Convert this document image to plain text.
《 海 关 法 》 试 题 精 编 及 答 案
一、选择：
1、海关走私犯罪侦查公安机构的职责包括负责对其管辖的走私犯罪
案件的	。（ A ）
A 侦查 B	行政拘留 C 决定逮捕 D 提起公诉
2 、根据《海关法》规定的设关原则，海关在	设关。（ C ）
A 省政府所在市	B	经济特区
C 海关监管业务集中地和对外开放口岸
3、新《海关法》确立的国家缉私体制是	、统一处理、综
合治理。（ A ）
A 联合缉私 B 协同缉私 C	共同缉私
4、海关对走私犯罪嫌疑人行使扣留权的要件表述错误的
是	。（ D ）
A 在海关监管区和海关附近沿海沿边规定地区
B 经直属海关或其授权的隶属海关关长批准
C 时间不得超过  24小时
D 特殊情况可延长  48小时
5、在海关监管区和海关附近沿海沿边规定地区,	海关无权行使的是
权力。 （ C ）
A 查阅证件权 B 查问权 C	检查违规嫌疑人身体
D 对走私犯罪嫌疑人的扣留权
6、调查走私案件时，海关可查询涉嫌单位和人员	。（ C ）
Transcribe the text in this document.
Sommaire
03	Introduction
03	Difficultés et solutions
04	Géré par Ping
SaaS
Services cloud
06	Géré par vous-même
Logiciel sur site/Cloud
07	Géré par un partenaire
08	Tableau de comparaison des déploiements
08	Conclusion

○ ○ ○

* _What is being asked_:
Please output every record, keeping each line exact.

* _Answer to the problem_:
Convert this document image to plain text.
《 海 关 法 》 试 题 精 编 及 答 案
一、选择：
1、海关走私犯罪侦查公安机构的职责包括负责对其管辖的走私犯罪
案件的	。（ A ）
A 侦查 B	行政拘留 C 决定逮捕 D 提起公诉
2 、根据《海关法》规定的设关原则，海关在	设关。（ C ）
A 省政府所在市	B	经济特区
C 海关监管业务集中地和对外开放口岸
3、新《海关法》确立的国家缉私体制是	、统一处理、综
合治理。（ A ）
A 联合缉私 B 协同缉私 C	共同缉私
4、海关对走私犯罪嫌疑人行使扣留权的要件表述错误的
是	。（ D ）
A 在海关监管区和海关附近沿海沿边规定地区
B 经直属海关或其授权的隶属海关关长批准
C 时间不得超过  24小时
D 特殊情况可延长  48小时
5、在海关监管区和海关附近沿海沿边规定地区,	海关无权行使的是
权力。 （ C ）
A 查阅证件权 B 查问权 C	检查违规嫌疑人身体
D 对走私犯罪嫌疑人的扣留权
6、调查走私案件时，海关可查询涉嫌单位和人员	。（ C ）
Transcribe the text in this document.
Sommaire
03	Introduction
03	Difficultés et solutions
04	Géré par Ping
SaaS
Services cloud
06	Géré par vous-même
Logiciel sur site/Cloud
07	Géré par un partenaire
08	Tableau de comparaison des déploiements
08	Conclusion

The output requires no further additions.